DOCUMENT TEXT START

As hard as it is to believe, it’s official. It appears that Respectful Insolence won the 2006 Weblog Awards as Best Medical/Health Issues blog. I had waited to announce this until it was official, plus a little time because I still couldn’t believe it. It would also appear that one other ScienceBlog, Pharyngula, edged out Bad Astronomy Blog to claim the Best Science Blog crown.
Other nominees from the ScienceBlogs collective were also nominated in these two categories, including The Cheerful Oncologist (one of the first medical blogs I discovered and a blog whose style I still sometimes wish that I could pull off), Deltoid, Good Math Bad Math (an actual blogchild of mine, and Mark may well surpass his blogfather one day, if he hasn’t already), and Mixing Memory. Like PZ, I realize that this does not mean that I actually have the Best Medical/Healthcare Issues blog (several of the other nominees were great, particularly the difficult Brain Hell, the blog of a man suffering through the physical decline caused by ALS, with which he was diagnosed nearly three years ago), but it does tell me that there are quite a few people who enjoy what I’m doing, and that’s a good thing. I also find it hard to believe that having been at this for only two years makes me “established” and even prominent in the medical blogosphere.

DOCUMENT TEXT END
EXTRACTED ENTRIES START

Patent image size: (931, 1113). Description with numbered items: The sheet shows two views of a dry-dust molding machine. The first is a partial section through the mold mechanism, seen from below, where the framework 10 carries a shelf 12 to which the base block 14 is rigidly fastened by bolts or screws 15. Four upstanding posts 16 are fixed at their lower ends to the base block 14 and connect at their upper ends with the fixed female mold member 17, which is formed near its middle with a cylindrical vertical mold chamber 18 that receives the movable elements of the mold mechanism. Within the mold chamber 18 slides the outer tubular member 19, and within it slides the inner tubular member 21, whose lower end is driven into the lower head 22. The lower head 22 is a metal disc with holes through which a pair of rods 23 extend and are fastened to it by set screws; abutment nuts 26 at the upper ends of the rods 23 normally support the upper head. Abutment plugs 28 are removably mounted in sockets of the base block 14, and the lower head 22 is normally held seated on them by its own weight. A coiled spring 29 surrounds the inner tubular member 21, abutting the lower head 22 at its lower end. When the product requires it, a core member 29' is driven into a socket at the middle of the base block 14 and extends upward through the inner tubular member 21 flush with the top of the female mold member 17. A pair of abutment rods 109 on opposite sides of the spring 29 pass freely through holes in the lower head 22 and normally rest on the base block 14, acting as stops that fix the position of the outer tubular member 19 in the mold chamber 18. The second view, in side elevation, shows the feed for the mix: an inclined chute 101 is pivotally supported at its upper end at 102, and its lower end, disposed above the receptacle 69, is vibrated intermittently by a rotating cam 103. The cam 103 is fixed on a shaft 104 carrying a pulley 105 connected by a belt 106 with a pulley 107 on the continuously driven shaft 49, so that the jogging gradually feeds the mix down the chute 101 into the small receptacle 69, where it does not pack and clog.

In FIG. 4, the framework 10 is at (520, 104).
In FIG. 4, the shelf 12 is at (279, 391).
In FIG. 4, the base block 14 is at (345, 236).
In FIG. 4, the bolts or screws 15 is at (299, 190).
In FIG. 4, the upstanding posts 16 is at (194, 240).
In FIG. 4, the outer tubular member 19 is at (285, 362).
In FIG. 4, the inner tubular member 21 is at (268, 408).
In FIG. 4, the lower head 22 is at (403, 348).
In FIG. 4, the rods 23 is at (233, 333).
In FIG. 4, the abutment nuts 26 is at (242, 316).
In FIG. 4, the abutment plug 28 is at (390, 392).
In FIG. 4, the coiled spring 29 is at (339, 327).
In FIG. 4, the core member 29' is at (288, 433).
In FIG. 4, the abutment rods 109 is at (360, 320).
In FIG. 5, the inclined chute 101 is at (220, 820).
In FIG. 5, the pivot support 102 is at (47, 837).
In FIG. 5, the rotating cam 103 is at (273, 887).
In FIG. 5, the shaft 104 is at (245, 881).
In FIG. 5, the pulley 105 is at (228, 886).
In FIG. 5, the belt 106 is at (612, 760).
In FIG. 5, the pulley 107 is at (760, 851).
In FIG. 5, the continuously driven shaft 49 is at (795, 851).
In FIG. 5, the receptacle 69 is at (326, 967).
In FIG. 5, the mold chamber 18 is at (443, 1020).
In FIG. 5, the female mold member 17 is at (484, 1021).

EXTRACTED ENTRIES END

PROBLEMS TO SOLVE ::
A – Shorten the paragraph of the post about the 2006 Weblog Awards that begins "As hard as it is to believe," and keep its main facts.
B – In the post about the 2006 Weblog Awards, which blog did Pharyngula edge out for Best Science Blog?
The lines have no connection to the text.

SET OF ANSWERS ::
A – Respectful Insolence has officially won Best Medical/Health Issues blog at the 2006 Weblog Awards. The announcement was held until the result was official, and a little longer out of disbelief. Another ScienceBlog, Pharyngula, edged out Bad Astronomy Blog for Best Science Blog.

B – Bad Astronomy Blog